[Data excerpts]

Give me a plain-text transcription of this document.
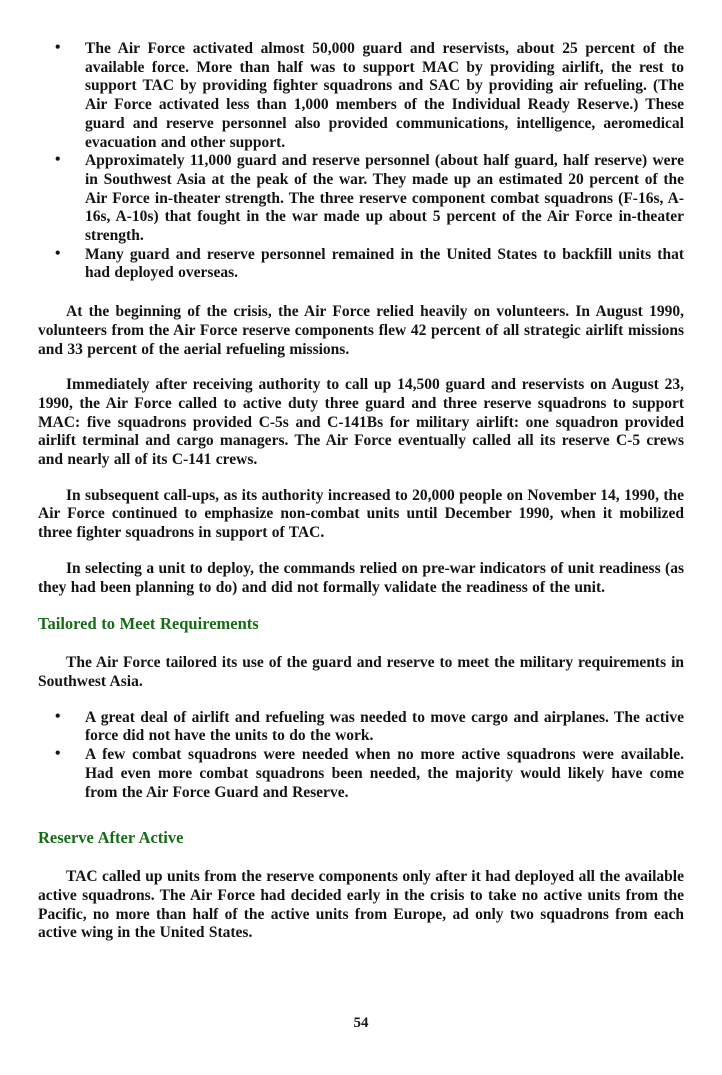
• The Air Force activated almost 50,000 guard and reservists, about 25 percent of the available force. More than half was to support MAC by providing airlift, the rest to support TAC by providing fighter squadrons and SAC by providing air refueling. (The Air Force activated less than 1,000 members of the Individual Ready Reserve.) These guard and reserve personnel also provided communications, intelligence, aeromedical evacuation and other support.
• Approximately 11,000 guard and reserve personnel (about half guard, half reserve) were in Southwest Asia at the peak of the war. They made up an estimated 20 percent of the Air Force in-theater strength. The three reserve component combat squadrons (F-16s, A-16s, A-10s) that fought in the war made up about 5 percent of the Air Force in-theater strength.
• Many guard and reserve personnel remained in the United States to backfill units that had deployed overseas.

At the beginning of the crisis, the Air Force relied heavily on volunteers. In August 1990, volunteers from the Air Force reserve components flew 42 percent of all strategic airlift missions and 33 percent of the aerial refueling missions.

Immediately after receiving authority to call up 14,500 guard and reservists on August 23, 1990, the Air Force called to active duty three guard and three reserve squadrons to support MAC: five squadrons provided C-5s and C-141Bs for military airlift: one squadron provided airlift terminal and cargo managers. The Air Force eventually called all its reserve C-5 crews and nearly all of its C-141 crews.

In subsequent call-ups, as its authority increased to 20,000 people on November 14, 1990, the Air Force continued to emphasize non-combat units until December 1990, when it mobilized three fighter squadrons in support of TAC.

In selecting a unit to deploy, the commands relied on pre-war indicators of unit readiness (as they had been planning to do) and did not formally validate the readiness of the unit.

Tailored to Meet Requirements

The Air Force tailored its use of the guard and reserve to meet the military requirements in Southwest Asia.

• A great deal of airlift and refueling was needed to move cargo and airplanes. The active force did not have the units to do the work.
• A few combat squadrons were needed when no more active squadrons were available. Had even more combat squadrons been needed, the majority would likely have come from the Air Force Guard and Reserve.
Reserve After Active

TAC called up units from the reserve components only after it had deployed all the available active squadrons. The Air Force had decided early in the crisis to take no active units from the Pacific, no more than half of the active units from Europe, ad only two squadrons from each active wing in the United States.

54
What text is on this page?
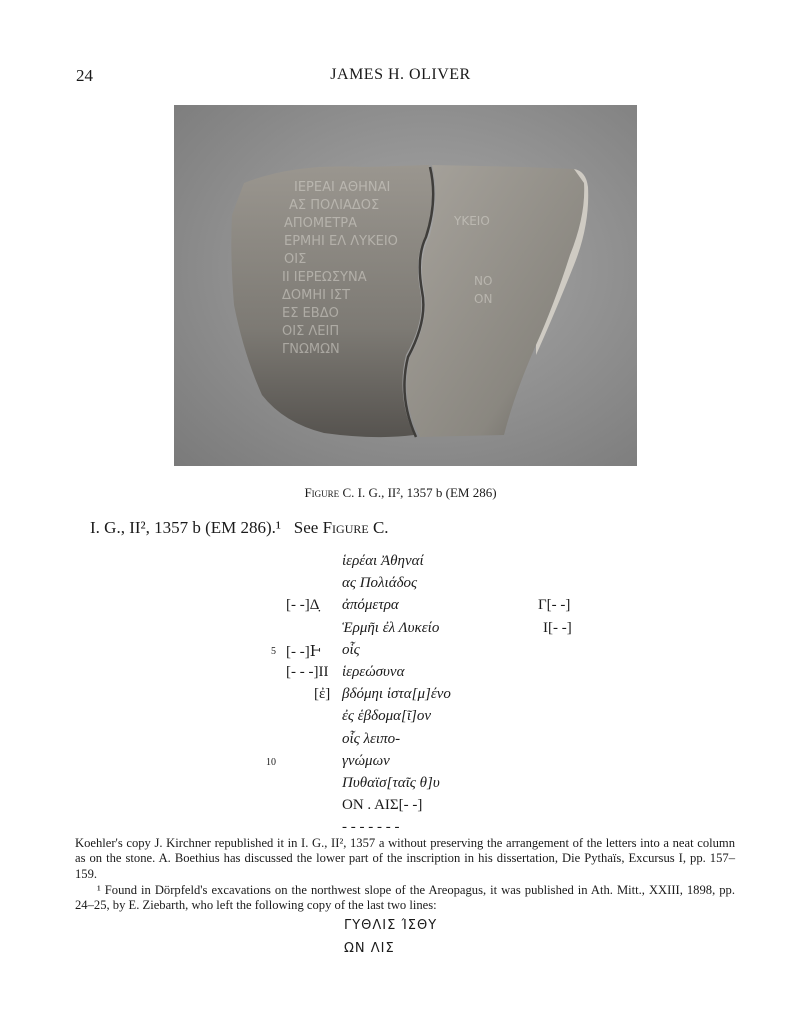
24	JAMES H. OLIVER
ΙΕΡΕΑΙ ΑΘΗΝΑΙ
ΑΣ ΠΟΛΙΑΔΟΣ
ΑΠΟΜΕΤΡΑ
ΕΡΜΗΙ ΕΛ ΛΥΚΕΙΟ
ΟΙΣ
ΙΙ ΙΕΡΕΩΣΥΝΑ
ΔΟΜΗΙ ΙΣΤ
ΕΣ ΕΒΔΟ
ΟΙΣ ΛΕΙΠ
ΓΝΩΜΩΝ
ΥΚΕΙΟ
ΝΟ
ΟΝ
Figure C. I. G., II², 1357 b (EM 286)
I. G., II², 1357 b (EM 286).¹ See Figure C.
ἱερέαι Ἀθηναί
ας Πολιάδος
[- -]Δ̣ ἀπόμετρα	Γ[- -]
Ἑρμῆι ἐλ Λυκείο	Ι[- -]
5 [- -]Ͱ οἷς
[- - -]ΙΙ ἱερεώσυνα
[ἐ] βδόμηι ἱστα[μ]ένο
ἐς ἑβδομα[ῖ]ον
οἷς λειπο-
10	γνώμων
Πυθαϊσ[ταῖς θ]υ
ΟΝ . ΑΙΣ[- -]
- - - - - - -
Koehler's copy J. Kirchner republished it in I. G., II², 1357 a without preserving the arrangement of the letters into a neat column as on the stone. A. Boethius has discussed the lower part of the inscription in his dissertation, Die Pythaïs, Excursus I, pp. 157–159.
¹ Found in Dörpfeld's excavations on the northwest slope of the Areopagus, it was published in Ath. Mitt., XXIII, 1898, pp. 24–25, by E. Ziebarth, who left the following copy of the last two lines:
ΓΥΘΛΙΣ ΊΣΘΥ
ΩΝ ΛΙΣ
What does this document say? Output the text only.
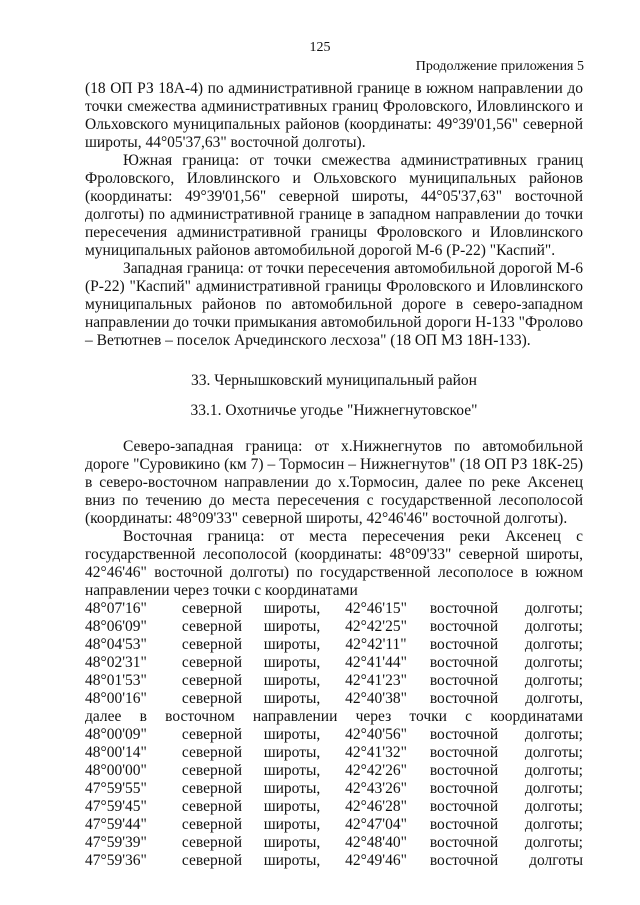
125
Продолжение приложения 5

(18 ОП РЗ 18А-4) по административной границе в южном направлении до точки смежества административных границ Фроловского, Иловлинского и Ольховского муниципальных районов (координаты: 49°39'01,56" северной широты, 44°05'37,63" восточной долготы).

Южная граница: от точки смежества административных границ Фроловского, Иловлинского и Ольховского муниципальных районов (координаты: 49°39'01,56" северной широты, 44°05'37,63" восточной долготы) по административной границе в западном направлении до точки пересечения административной границы Фроловского и Иловлинского муниципальных районов автомобильной дорогой М-6 (Р-22) "Каспий".

Западная граница: от точки пересечения автомобильной дорогой М-6 (Р-22) "Каспий" административной границы Фроловского и Иловлинского муниципальных районов по автомобильной дороге в северо-западном направлении до точки примыкания автомобильной дороги Н-133 "Фролово – Ветютнев – поселок Арчединского лесхоза" (18 ОП МЗ 18Н-133).

33. Чернышковский муниципальный район
33.1. Охотничье угодье "Нижнегнутовское"

Северо-западная граница: от х.Нижнегнутов по автомобильной дороге "Суровикино (км 7) – Тормосин – Нижнегнутов" (18 ОП РЗ 18К-25) в северо-восточном направлении до х.Тормосин, далее по реке Аксенец вниз по течению до места пересечения с государственной лесополосой (координаты: 48°09'33" северной широты, 42°46'46" восточной долготы).

Восточная граница: от места пересечения реки Аксенец с государственной лесополосой (координаты: 48°09'33" северной широты, 42°46'46" восточной долготы) по государственной лесополосе в южном направлении через точки с координатами

48°07'16"	северной	широты,	42°46'15"	восточной	долготы;
48°06'09"	северной	широты,	42°42'25"	восточной	долготы;
48°04'53"	северной	широты,	42°42'11"	восточной	долготы;
48°02'31"	северной	широты,	42°41'44"	восточной	долготы;
48°01'53"	северной	широты,	42°41'23"	восточной	долготы;
48°00'16"	северной	широты,	42°40'38"	восточной	долготы,
далее в восточном направлении через точки с координатами
48°00'09"	северной	широты,	42°40'56"	восточной	долготы;
48°00'14"	северной	широты,	42°41'32"	восточной	долготы;
48°00'00"	северной	широты,	42°42'26"	восточной	долготы;
47°59'55"	северной	широты,	42°43'26"	восточной	долготы;
47°59'45"	северной	широты,	42°46'28"	восточной	долготы;
47°59'44"	северной	широты,	42°47'04"	восточной	долготы;
47°59'39"	северной	широты,	42°48'40"	восточной	долготы;
47°59'36"	северной	широты,	42°49'46"	восточной	долготы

◆ **What to do**
Leave out the pictures and copy the rest of the material above exactly.

◆ **Output**
Give me a plain-text transcription of this document.
• The Air Force activated almost 50,000 guard and reservists, about 25 percent of the available force. More than half was to support MAC by providing airlift, the rest to support TAC by providing fighter squadrons and SAC by providing air refueling. (The Air Force activated less than 1,000 members of the Individual Ready Reserve.) These guard and reserve personnel also provided communications, intelligence, aeromedical evacuation and other support.
• Approximately 11,000 guard and reserve personnel (about half guard, half reserve) were in Southwest Asia at the peak of the war. They made up an estimated 20 percent of the Air Force in-theater strength. The three reserve component combat squadrons (F-16s, A-16s, A-10s) that fought in the war made up about 5 percent of the Air Force in-theater strength.
• Many guard and reserve personnel remained in the United States to backfill units that had deployed overseas.

At the beginning of the crisis, the Air Force relied heavily on volunteers. In August 1990, volunteers from the Air Force reserve components flew 42 percent of all strategic airlift missions and 33 percent of the aerial refueling missions.

Immediately after receiving authority to call up 14,500 guard and reservists on August 23, 1990, the Air Force called to active duty three guard and three reserve squadrons to support MAC: five squadrons provided C-5s and C-141Bs for military airlift: one squadron provided airlift terminal and cargo managers. The Air Force eventually called all its reserve C-5 crews and nearly all of its C-141 crews.

In subsequent call-ups, as its authority increased to 20,000 people on November 14, 1990, the Air Force continued to emphasize non-combat units until December 1990, when it mobilized three fighter squadrons in support of TAC.

In selecting a unit to deploy, the commands relied on pre-war indicators of unit readiness (as they had been planning to do) and did not formally validate the readiness of the unit.

Tailored to Meet Requirements

The Air Force tailored its use of the guard and reserve to meet the military requirements in Southwest Asia.

• A great deal of airlift and refueling was needed to move cargo and airplanes. The active force did not have the units to do the work.
• A few combat squadrons were needed when no more active squadrons were available. Had even more combat squadrons been needed, the majority would likely have come from the Air Force Guard and Reserve.
Reserve After Active

TAC called up units from the reserve components only after it had deployed all the available active squadrons. The Air Force had decided early in the crisis to take no active units from the Pacific, no more than half of the active units from Europe, ad only two squadrons from each active wing in the United States.

54
What text is on this page?
24	JAMES H. OLIVER
ΙΕΡΕΑΙ ΑΘΗΝΑΙ
ΑΣ ΠΟΛΙΑΔΟΣ
ΑΠΟΜΕΤΡΑ
ΕΡΜΗΙ ΕΛ ΛΥΚΕΙΟ
ΟΙΣ
ΙΙ ΙΕΡΕΩΣΥΝΑ
ΔΟΜΗΙ ΙΣΤ
ΕΣ ΕΒΔΟ
ΟΙΣ ΛΕΙΠ
ΓΝΩΜΩΝ
ΥΚΕΙΟ
ΝΟ
ΟΝ
Figure C. I. G., II², 1357 b (EM 286)
I. G., II², 1357 b (EM 286).¹ See Figure C.
ἱερέαι Ἀθηναί
ας Πολιάδος
[- -]Δ̣ ἀπόμετρα	Γ[- -]
Ἑρμῆι ἐλ Λυκείο	Ι[- -]
5 [- -]Ͱ οἷς
[- - -]ΙΙ ἱερεώσυνα
[ἐ] βδόμηι ἱστα[μ]ένο
ἐς ἑβδομα[ῖ]ον
οἷς λειπο-
10	γνώμων
Πυθαϊσ[ταῖς θ]υ
ΟΝ . ΑΙΣ[- -]
- - - - - - -
Koehler's copy J. Kirchner republished it in I. G., II², 1357 a without preserving the arrangement of the letters into a neat column as on the stone. A. Boethius has discussed the lower part of the inscription in his dissertation, Die Pythaïs, Excursus I, pp. 157–159.
¹ Found in Dörpfeld's excavations on the northwest slope of the Areopagus, it was published in Ath. Mitt., XXIII, 1898, pp. 24–25, by E. Ziebarth, who left the following copy of the last two lines:
ΓΥΘΛΙΣ ΊΣΘΥ
ΩΝ ΛΙΣ
What does this document say? Output the text only.
125
Продолжение приложения 5

(18 ОП РЗ 18А-4) по административной границе в южном направлении до точки смежества административных границ Фроловского, Иловлинского и Ольховского муниципальных районов (координаты: 49°39'01,56" северной широты, 44°05'37,63" восточной долготы).

Южная граница: от точки смежества административных границ Фроловского, Иловлинского и Ольховского муниципальных районов (координаты: 49°39'01,56" северной широты, 44°05'37,63" восточной долготы) по административной границе в западном направлении до точки пересечения административной границы Фроловского и Иловлинского муниципальных районов автомобильной дорогой М-6 (Р-22) "Каспий".

Западная граница: от точки пересечения автомобильной дорогой М-6 (Р-22) "Каспий" административной границы Фроловского и Иловлинского муниципальных районов по автомобильной дороге в северо-западном направлении до точки примыкания автомобильной дороги Н-133 "Фролово – Ветютнев – поселок Арчединского лесхоза" (18 ОП МЗ 18Н-133).

33. Чернышковский муниципальный район
33.1. Охотничье угодье "Нижнегнутовское"

Северо-западная граница: от х.Нижнегнутов по автомобильной дороге "Суровикино (км 7) – Тормосин – Нижнегнутов" (18 ОП РЗ 18К-25) в северо-восточном направлении до х.Тормосин, далее по реке Аксенец вниз по течению до места пересечения с государственной лесополосой (координаты: 48°09'33" северной широты, 42°46'46" восточной долготы).

Восточная граница: от места пересечения реки Аксенец с государственной лесополосой (координаты: 48°09'33" северной широты, 42°46'46" восточной долготы) по государственной лесополосе в южном направлении через точки с координатами

48°07'16"	северной	широты,	42°46'15"	восточной	долготы;
48°06'09"	северной	широты,	42°42'25"	восточной	долготы;
48°04'53"	северной	широты,	42°42'11"	восточной	долготы;
48°02'31"	северной	широты,	42°41'44"	восточной	долготы;
48°01'53"	северной	широты,	42°41'23"	восточной	долготы;
48°00'16"	северной	широты,	42°40'38"	восточной	долготы,
далее в восточном направлении через точки с координатами
48°00'09"	северной	широты,	42°40'56"	восточной	долготы;
48°00'14"	северной	широты,	42°41'32"	восточной	долготы;
48°00'00"	северной	широты,	42°42'26"	восточной	долготы;
47°59'55"	северной	широты,	42°43'26"	восточной	долготы;
47°59'45"	северной	широты,	42°46'28"	восточной	долготы;
47°59'44"	северной	широты,	42°47'04"	восточной	долготы;
47°59'39"	северной	широты,	42°48'40"	восточной	долготы;
47°59'36"	северной	широты,	42°49'46"	восточной	долготы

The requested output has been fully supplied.